What is asked =
**A.** In the excerpt on confidence and position weighting, what can be used when there is only one camera?
**B.** Copy out the passage of the excerpt on confidence and position weighting from "For example: assuming" to "position * 0.45.".

Selected extract =
--------------------

Confidence is also called reliability, confidence level, or confidence coefficient. It is a probability value. That is, when sampling is used to estimate the population parameter, the conclusion is always uncertain due to the randomness of the sample. Therefore, a probability statement method is used, which is the interval estimation method in mathematical statistics. That is, the corresponding probability that the estimated value and the population parameter are within a certain allowable error range is called confidence (or the probability that the population parameter value falls within a certain range of the sample statistical value). Confidence is one of the important indicators to describe uncertainty. Confidence indicates the degree of certainty of interval estimation. The first confidence level can be the reliability corresponding to the first position, and the second confidence level can be the reliability corresponding to the second position.

In probability theory, variance is used to measure the degree of deviation between a random variable and its mathematical expectation (i.e., mean). The first variance can be the degree of deviation corresponding to the first position, and the second variance can be the degree of deviation corresponding to the second position. If there are multiple cameras, confidence can be used, and if there is only one camera, variance can be used.

The first weight may refer to the ratio of the first position of the target in the 3D space to the final position of the target in the 3D space, and the second weight may refer to the ratio of the second position of the target in the 3D space to the final position of the target in the 3D space. The sum of the first weight and the second weight is equal to 1. The final position of the target in the 3D space can be determined according to the first position, the second position, the first weight, and the second weight.

For example: assuming that the first confidence level of the first position within the predetermined spatial range is 90%, and the second confidence level of the second position within the predetermined spatial range is 80%, the first weight is determined to be 0.55, the second weight is 0.45, and the final position of the target in the 3D space is first position * 0.55 + second position * 0.45.

The application of the method of the embodiment of the present disclosure is described in detail below.

--------------------

Data section =
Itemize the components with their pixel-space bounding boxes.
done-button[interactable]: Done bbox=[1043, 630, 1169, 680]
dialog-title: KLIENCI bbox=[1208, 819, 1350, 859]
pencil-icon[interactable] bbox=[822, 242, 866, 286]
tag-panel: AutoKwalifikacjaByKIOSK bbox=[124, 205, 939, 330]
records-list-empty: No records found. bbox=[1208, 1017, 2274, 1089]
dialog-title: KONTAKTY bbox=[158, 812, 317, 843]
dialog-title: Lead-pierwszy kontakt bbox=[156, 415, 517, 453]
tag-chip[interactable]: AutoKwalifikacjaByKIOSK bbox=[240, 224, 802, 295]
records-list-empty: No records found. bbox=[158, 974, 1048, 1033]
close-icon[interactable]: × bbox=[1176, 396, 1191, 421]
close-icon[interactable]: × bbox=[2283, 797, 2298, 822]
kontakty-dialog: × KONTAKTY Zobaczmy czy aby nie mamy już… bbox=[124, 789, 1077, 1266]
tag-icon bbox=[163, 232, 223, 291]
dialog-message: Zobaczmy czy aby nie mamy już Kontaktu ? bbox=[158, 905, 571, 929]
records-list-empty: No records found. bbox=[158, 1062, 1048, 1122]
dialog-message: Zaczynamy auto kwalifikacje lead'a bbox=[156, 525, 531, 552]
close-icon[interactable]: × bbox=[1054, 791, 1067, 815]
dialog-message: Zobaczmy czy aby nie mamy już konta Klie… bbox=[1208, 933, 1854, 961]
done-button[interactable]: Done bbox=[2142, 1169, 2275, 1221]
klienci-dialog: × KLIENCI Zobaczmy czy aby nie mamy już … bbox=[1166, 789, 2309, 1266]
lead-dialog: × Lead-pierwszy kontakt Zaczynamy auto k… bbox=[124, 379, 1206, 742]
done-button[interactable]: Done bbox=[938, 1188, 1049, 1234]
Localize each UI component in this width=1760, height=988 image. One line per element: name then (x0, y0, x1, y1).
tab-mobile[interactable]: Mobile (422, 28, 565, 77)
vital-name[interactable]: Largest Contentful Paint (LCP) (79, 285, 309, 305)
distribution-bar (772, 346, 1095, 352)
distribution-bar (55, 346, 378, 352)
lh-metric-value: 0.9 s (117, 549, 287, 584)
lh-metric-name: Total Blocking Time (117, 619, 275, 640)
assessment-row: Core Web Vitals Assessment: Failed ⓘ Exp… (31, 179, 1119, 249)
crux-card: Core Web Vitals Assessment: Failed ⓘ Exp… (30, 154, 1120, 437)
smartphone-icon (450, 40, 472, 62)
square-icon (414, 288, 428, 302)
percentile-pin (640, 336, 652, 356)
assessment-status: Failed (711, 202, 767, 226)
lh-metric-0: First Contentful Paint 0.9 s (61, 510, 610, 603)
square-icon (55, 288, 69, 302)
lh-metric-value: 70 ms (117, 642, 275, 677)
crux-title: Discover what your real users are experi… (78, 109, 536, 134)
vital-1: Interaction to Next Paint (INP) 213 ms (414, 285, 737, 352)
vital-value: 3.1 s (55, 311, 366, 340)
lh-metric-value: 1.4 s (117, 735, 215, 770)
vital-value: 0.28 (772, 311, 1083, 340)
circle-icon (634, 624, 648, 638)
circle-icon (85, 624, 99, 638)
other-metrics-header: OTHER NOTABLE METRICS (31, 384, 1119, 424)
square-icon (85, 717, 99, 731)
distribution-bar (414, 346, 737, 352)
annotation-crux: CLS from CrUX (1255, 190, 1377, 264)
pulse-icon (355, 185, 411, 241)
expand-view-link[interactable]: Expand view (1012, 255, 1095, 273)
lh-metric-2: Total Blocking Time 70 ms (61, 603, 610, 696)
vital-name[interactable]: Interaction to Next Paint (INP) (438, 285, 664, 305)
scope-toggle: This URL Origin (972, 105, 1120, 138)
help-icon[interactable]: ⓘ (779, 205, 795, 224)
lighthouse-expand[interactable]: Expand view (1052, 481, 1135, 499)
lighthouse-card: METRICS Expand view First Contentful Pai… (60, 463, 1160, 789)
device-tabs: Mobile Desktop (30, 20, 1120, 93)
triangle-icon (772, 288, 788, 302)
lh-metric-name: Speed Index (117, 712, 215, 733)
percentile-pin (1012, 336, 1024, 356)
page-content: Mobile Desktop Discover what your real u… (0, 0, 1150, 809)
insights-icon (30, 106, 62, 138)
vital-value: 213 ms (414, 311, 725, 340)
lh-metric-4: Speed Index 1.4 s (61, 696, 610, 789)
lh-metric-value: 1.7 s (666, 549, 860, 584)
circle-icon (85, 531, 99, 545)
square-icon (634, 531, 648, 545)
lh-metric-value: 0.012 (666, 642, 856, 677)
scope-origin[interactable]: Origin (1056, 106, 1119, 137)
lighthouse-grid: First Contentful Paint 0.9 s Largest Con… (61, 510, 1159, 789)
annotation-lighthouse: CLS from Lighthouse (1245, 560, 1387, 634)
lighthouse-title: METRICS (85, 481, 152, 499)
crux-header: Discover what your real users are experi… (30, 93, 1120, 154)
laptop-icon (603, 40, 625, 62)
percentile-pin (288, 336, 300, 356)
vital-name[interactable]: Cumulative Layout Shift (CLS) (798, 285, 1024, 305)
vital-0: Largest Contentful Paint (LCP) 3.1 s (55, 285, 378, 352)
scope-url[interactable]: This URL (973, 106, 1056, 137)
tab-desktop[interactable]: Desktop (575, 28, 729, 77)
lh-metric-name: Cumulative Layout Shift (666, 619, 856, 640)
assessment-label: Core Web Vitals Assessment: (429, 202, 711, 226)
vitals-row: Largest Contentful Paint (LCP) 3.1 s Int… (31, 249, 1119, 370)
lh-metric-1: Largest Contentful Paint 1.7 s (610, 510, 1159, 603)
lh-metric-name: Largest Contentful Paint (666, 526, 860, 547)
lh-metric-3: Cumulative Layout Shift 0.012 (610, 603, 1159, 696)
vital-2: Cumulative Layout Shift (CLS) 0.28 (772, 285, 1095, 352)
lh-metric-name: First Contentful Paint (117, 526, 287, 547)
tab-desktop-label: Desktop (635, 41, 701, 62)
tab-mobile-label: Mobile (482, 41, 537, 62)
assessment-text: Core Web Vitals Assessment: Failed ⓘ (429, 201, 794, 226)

--------------------

Final results =
**A.** Variance

**B.**
For example: assuming that the first confidence level of the first position within the predetermined spatial range is 90%, and the second confidence level of the second position within the predetermined spatial range is 80%, the first weight is determined to be 0.55, the second weight is 0.45, and the final position of the target in the 3D space is first position * 0.55 + second position * 0.45.